** YOUR INSTRUCTIONS **
Can you output the material exactly as written, minus any pictures it holds?

[Data records]
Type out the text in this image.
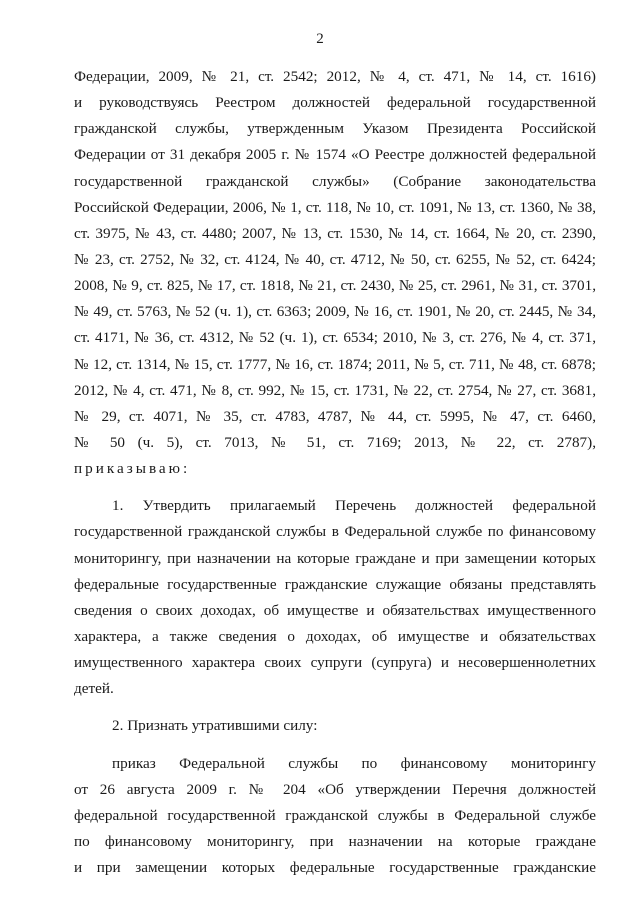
2
Федерации, 2009, № 21, ст. 2542; 2012, № 4, ст. 471, № 14, ст. 1616)
и руководствуясь Реестром должностей федеральной государственной
гражданской службы, утвержденным Указом Президента Российской
Федерации от 31 декабря 2005 г. № 1574 «О Реестре должностей федеральной
государственной гражданской службы» (Собрание законодательства
Российской Федерации, 2006, № 1, ст. 118, № 10, ст. 1091, № 13, ст. 1360, № 38,
ст. 3975, № 43, ст. 4480; 2007, № 13, ст. 1530, № 14, ст. 1664, № 20, ст. 2390,
№ 23, ст. 2752, № 32, ст. 4124, № 40, ст. 4712, № 50, ст. 6255, № 52, ст. 6424;
2008, № 9, ст. 825, № 17, ст. 1818, № 21, ст. 2430, № 25, ст. 2961, № 31, ст. 3701,
№ 49, ст. 5763, № 52 (ч. 1), ст. 6363; 2009, № 16, ст. 1901, № 20, ст. 2445, № 34,
ст. 4171, № 36, ст. 4312, № 52 (ч. 1), ст. 6534; 2010, № 3, ст. 276, № 4, ст. 371,
№ 12, ст. 1314, № 15, ст. 1777, № 16, ст. 1874; 2011, № 5, ст. 711, № 48, ст. 6878;
2012, № 4, ст. 471, № 8, ст. 992, № 15, ст. 1731, № 22, ст. 2754, № 27, ст. 3681,
№ 29, ст. 4071, № 35, ст. 4783, 4787, № 44, ст. 5995, № 47, ст. 6460,
№ 50 (ч. 5), ст. 7013, № 51, ст. 7169; 2013, № 22, ст. 2787),
приказываю:
1. Утвердить прилагаемый Перечень должностей федеральной
государственной гражданской службы в Федеральной службе по финансовому
мониторингу, при назначении на которые граждане и при замещении которых
федеральные государственные гражданские служащие обязаны представлять
сведения о своих доходах, об имуществе и обязательствах имущественного
характера, а также сведения о доходах, об имуществе и обязательствах
имущественного характера своих супруги (супруга) и несовершеннолетних
детей.
2. Признать утратившими силу:
приказ Федеральной службы по финансовому мониторингу
от 26 августа 2009 г. № 204 «Об утверждении Перечня должностей
федеральной государственной гражданской службы в Федеральной службе
по финансовому мониторингу, при назначении на которые граждане
и при замещении которых федеральные государственные гражданские
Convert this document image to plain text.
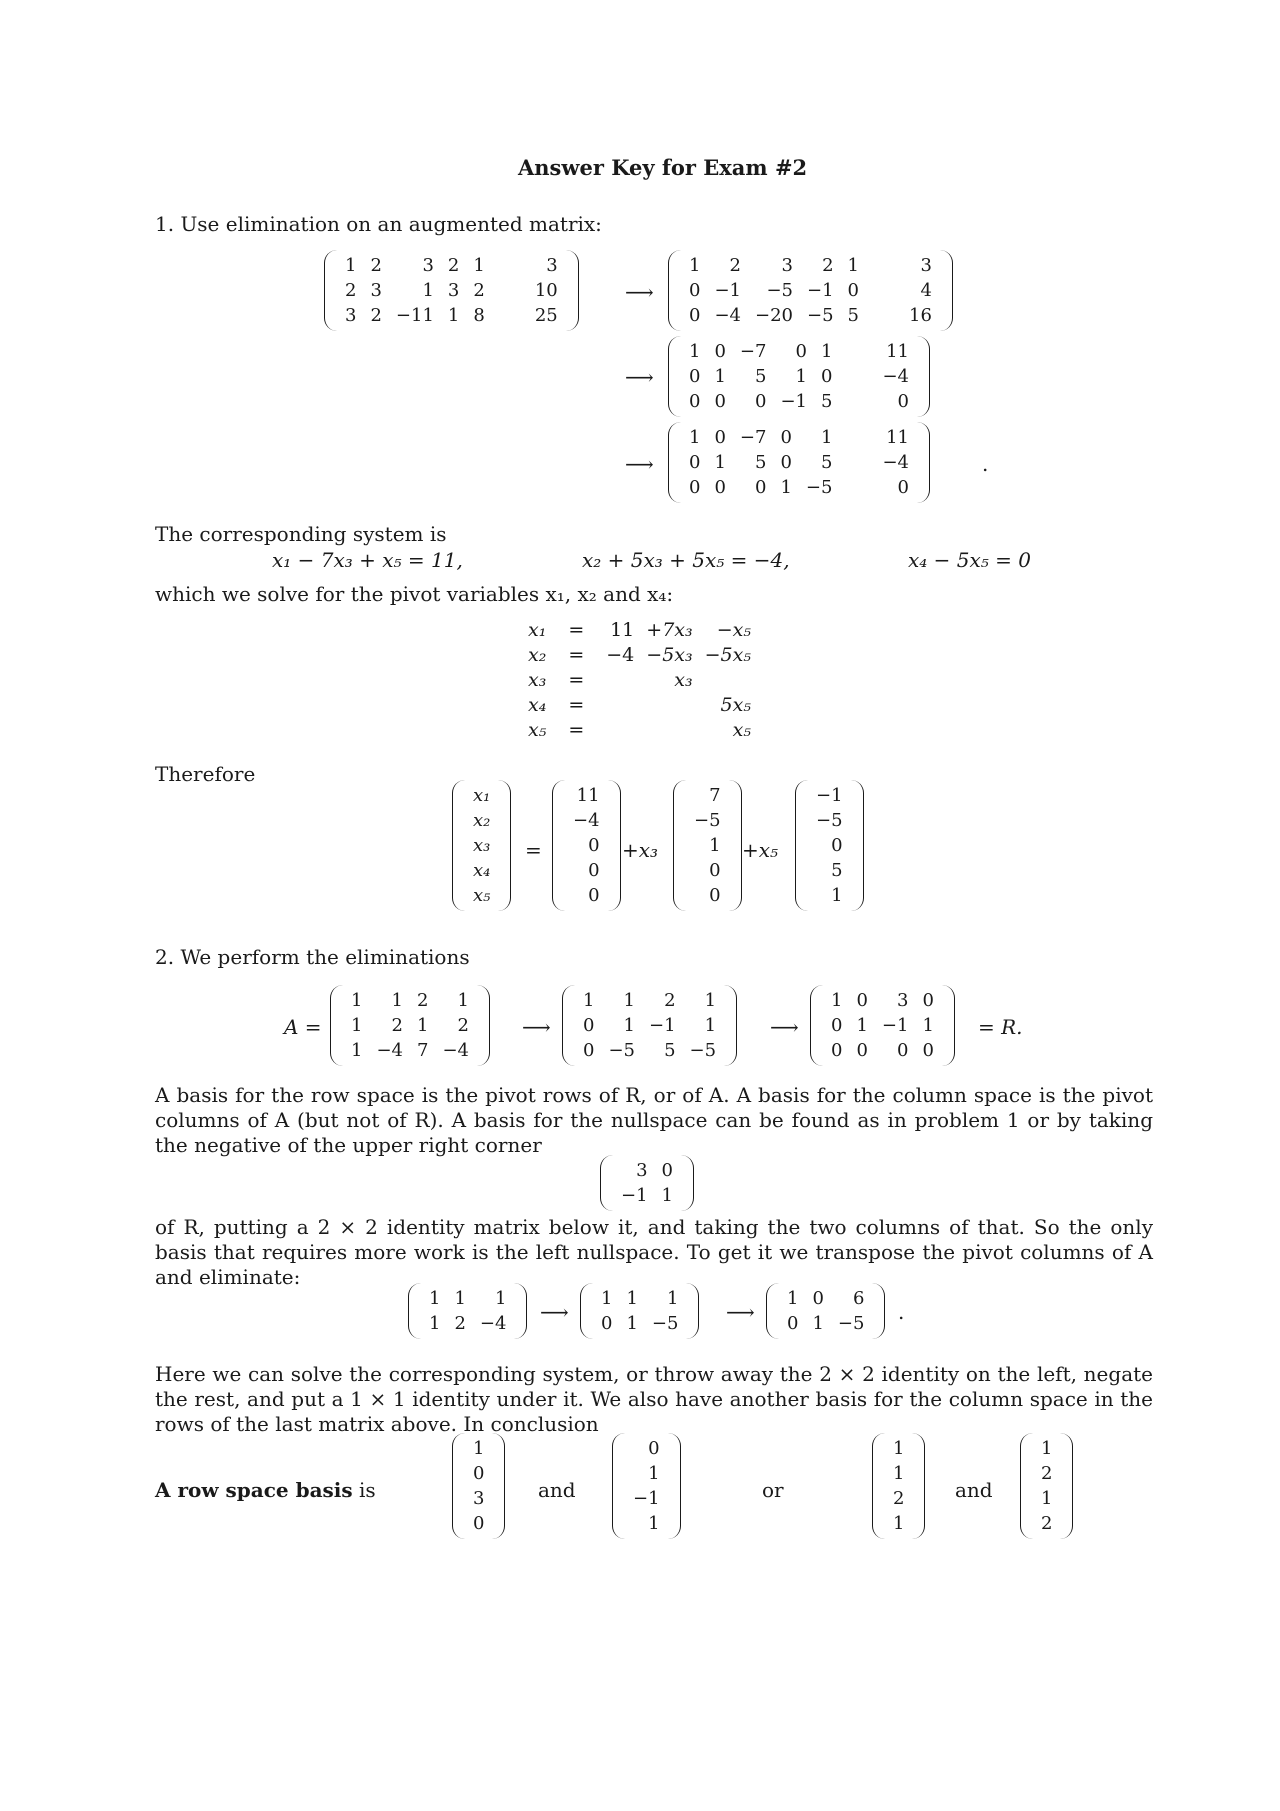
Answer Key for Exam #2
1. Use elimination on an augmented matrix:
1	2	3	2	1		3
2	3	1	3	2		10
3	2	−11	1	8		25
⟶
1	2	3	2	1		3
0	−1	−5	−1	0		4
0	−4	−20	−5	5		16
⟶
1	0	−7	0	1		11
0	1	5	1	0		−4
0	0	0	−1	5		0
⟶
1	0	−7	0	1		11
0	1	5	0	5		−4
0	0	0	1	−5		0
.
The corresponding system is
x₁ − 7x₃ + x₅ = 11,	x₂ + 5x₃ + 5x₅ = −4,	x₄ − 5x₅ = 0
which we solve for the pivot variables x₁, x₂ and x₄:
x₁	=	11	+7x₃	−x₅
x₂	=	−4	−5x₃	−5x₅
x₃	=		x₃	
x₄	=			5x₅
x₅	=			x₅
Therefore
x₁
x₂
x₃
x₄
x₅
=
11
−4
0
0
0
+x₃
7
−5
1
0
0
+x₅
−1
−5
0
5
1
2. We perform the eliminations
A =
1	1	2	1
1	2	1	2
1	−4	7	−4
⟶
1	1	2	1
0	1	−1	1
0	−5	5	−5
⟶
1	0	3	0
0	1	−1	1
0	0	0	0
= R.
A basis for the row space is the pivot rows of R, or of A. A basis for the column space is the pivot columns of A (but not of R). A basis for the nullspace can be found as in problem 1 or by taking the negative of the upper right corner
3	0
−1	1
of R, putting a 2 × 2 identity matrix below it, and taking the two columns of that. So the only basis that requires more work is the left nullspace. To get it we transpose the pivot columns of A and eliminate:
1	1	1
1	2	−4 ⟶
1	1	1
0	1	−5 ⟶
1	0	6
0	1	−5 .
Here we can solve the corresponding system, or throw away the 2 × 2 identity on the left, negate the rest, and put a 1 × 1 identity under it. We also have another basis for the column space in the rows of the last matrix above. In conclusion
A row space basis is
1
0
3
0
and
0
1
−1
1
or
1
1
2
1
and
1
2
1
2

** FULL ANSWER **
Type out the text in this image.
2
Федерации, 2009, № 21, ст. 2542; 2012, № 4, ст. 471, № 14, ст. 1616)
и руководствуясь Реестром должностей федеральной государственной
гражданской службы, утвержденным Указом Президента Российской
Федерации от 31 декабря 2005 г. № 1574 «О Реестре должностей федеральной
государственной гражданской службы» (Собрание законодательства
Российской Федерации, 2006, № 1, ст. 118, № 10, ст. 1091, № 13, ст. 1360, № 38,
ст. 3975, № 43, ст. 4480; 2007, № 13, ст. 1530, № 14, ст. 1664, № 20, ст. 2390,
№ 23, ст. 2752, № 32, ст. 4124, № 40, ст. 4712, № 50, ст. 6255, № 52, ст. 6424;
2008, № 9, ст. 825, № 17, ст. 1818, № 21, ст. 2430, № 25, ст. 2961, № 31, ст. 3701,
№ 49, ст. 5763, № 52 (ч. 1), ст. 6363; 2009, № 16, ст. 1901, № 20, ст. 2445, № 34,
ст. 4171, № 36, ст. 4312, № 52 (ч. 1), ст. 6534; 2010, № 3, ст. 276, № 4, ст. 371,
№ 12, ст. 1314, № 15, ст. 1777, № 16, ст. 1874; 2011, № 5, ст. 711, № 48, ст. 6878;
2012, № 4, ст. 471, № 8, ст. 992, № 15, ст. 1731, № 22, ст. 2754, № 27, ст. 3681,
№ 29, ст. 4071, № 35, ст. 4783, 4787, № 44, ст. 5995, № 47, ст. 6460,
№ 50 (ч. 5), ст. 7013, № 51, ст. 7169; 2013, № 22, ст. 2787),
приказываю:
1. Утвердить прилагаемый Перечень должностей федеральной
государственной гражданской службы в Федеральной службе по финансовому
мониторингу, при назначении на которые граждане и при замещении которых
федеральные государственные гражданские служащие обязаны представлять
сведения о своих доходах, об имуществе и обязательствах имущественного
характера, а также сведения о доходах, об имуществе и обязательствах
имущественного характера своих супруги (супруга) и несовершеннолетних
детей.
2. Признать утратившими силу:
приказ Федеральной службы по финансовому мониторингу
от 26 августа 2009 г. № 204 «Об утверждении Перечня должностей
федеральной государственной гражданской службы в Федеральной службе
по финансовому мониторингу, при назначении на которые граждане
и при замещении которых федеральные государственные гражданские
Convert this document image to plain text.
Answer Key for Exam #2
1. Use elimination on an augmented matrix:
1	2	3	2	1		3
2	3	1	3	2		10
3	2	−11	1	8		25
⟶
1	2	3	2	1		3
0	−1	−5	−1	0		4
0	−4	−20	−5	5		16
⟶
1	0	−7	0	1		11
0	1	5	1	0		−4
0	0	0	−1	5		0
⟶
1	0	−7	0	1		11
0	1	5	0	5		−4
0	0	0	1	−5		0
.
The corresponding system is
x₁ − 7x₃ + x₅ = 11,	x₂ + 5x₃ + 5x₅ = −4,	x₄ − 5x₅ = 0
which we solve for the pivot variables x₁, x₂ and x₄:
x₁	=	11	+7x₃	−x₅
x₂	=	−4	−5x₃	−5x₅
x₃	=		x₃	
x₄	=			5x₅
x₅	=			x₅
Therefore
x₁
x₂
x₃
x₄
x₅
=
11
−4
0
0
0
+x₃
7
−5
1
0
0
+x₅
−1
−5
0
5
1
2. We perform the eliminations
A =
1	1	2	1
1	2	1	2
1	−4	7	−4
⟶
1	1	2	1
0	1	−1	1
0	−5	5	−5
⟶
1	0	3	0
0	1	−1	1
0	0	0	0
= R.
A basis for the row space is the pivot rows of R, or of A. A basis for the column space is the pivot columns of A (but not of R). A basis for the nullspace can be found as in problem 1 or by taking the negative of the upper right corner
3	0
−1	1
of R, putting a 2 × 2 identity matrix below it, and taking the two columns of that. So the only basis that requires more work is the left nullspace. To get it we transpose the pivot columns of A and eliminate:
1	1	1
1	2	−4 ⟶
1	1	1
0	1	−5 ⟶
1	0	6
0	1	−5 .
Here we can solve the corresponding system, or throw away the 2 × 2 identity on the left, negate the rest, and put a 1 × 1 identity under it. We also have another basis for the column space in the rows of the last matrix above. In conclusion
A row space basis is
1
0
3
0
and
0
1
−1
1
or
1
1
2
1
and
1
2
1
2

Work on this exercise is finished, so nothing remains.